** START Data for this task **
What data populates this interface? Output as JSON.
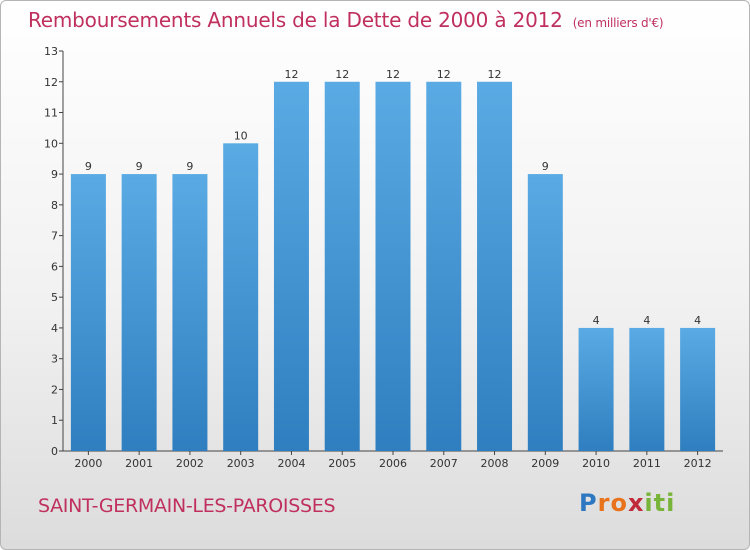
{
  "chart_data": {
    "type": "bar",
    "title": "Remboursements Annuels de la Dette de 2000 à 2012",
    "subtitle": "(en milliers d'€)",
    "categories": [
      "2000",
      "2001",
      "2002",
      "2003",
      "2004",
      "2005",
      "2006",
      "2007",
      "2008",
      "2009",
      "2010",
      "2011",
      "2012"
    ],
    "values": [
      9,
      9,
      9,
      10,
      12,
      12,
      12,
      12,
      12,
      9,
      4,
      4,
      4
    ],
    "ylim": [
      0,
      13
    ],
    "yticks": [
      0,
      1,
      2,
      3,
      4,
      5,
      6,
      7,
      8,
      9,
      10,
      11,
      12,
      13
    ],
    "xlabel": "",
    "ylabel": "",
    "grid": false,
    "bar_color": "#5aaae4"
  },
  "commune": "SAINT-GERMAIN-LES-PAROISSES",
  "logo": {
    "letters": [
      "P",
      "r",
      "o",
      "x",
      "i",
      "t",
      "i"
    ],
    "colors": [
      "#2e78c2",
      "#e8731c",
      "#e8731c",
      "#c12a3a",
      "#79b43a",
      "#79b43a",
      "#79b43a"
    ]
  }
}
** END Data for this task **
• Set task:
Each entry must be retyped word for word, with every image omitted.

• Exercise response:
What data populates this interface? Output as JSON.
{
  "chart_data": {
    "type": "bar",
    "title": "Remboursements Annuels de la Dette de 2000 à 2012",
    "subtitle": "(en milliers d'€)",
    "categories": [
      "2000",
      "2001",
      "2002",
      "2003",
      "2004",
      "2005",
      "2006",
      "2007",
      "2008",
      "2009",
      "2010",
      "2011",
      "2012"
    ],
    "values": [
      9,
      9,
      9,
      10,
      12,
      12,
      12,
      12,
      12,
      9,
      4,
      4,
      4
    ],
    "ylim": [
      0,
      13
    ],
    "yticks": [
      0,
      1,
      2,
      3,
      4,
      5,
      6,
      7,
      8,
      9,
      10,
      11,
      12,
      13
    ],
    "xlabel": "",
    "ylabel": "",
    "grid": false,
    "bar_color": "#5aaae4"
  },
  "commune": "SAINT-GERMAIN-LES-PAROISSES",
  "logo": {
    "letters": [
      "P",
      "r",
      "o",
      "x",
      "i",
      "t",
      "i"
    ],
    "colors": [
      "#2e78c2",
      "#e8731c",
      "#e8731c",
      "#c12a3a",
      "#79b43a",
      "#79b43a",
      "#79b43a"
    ]
  }
}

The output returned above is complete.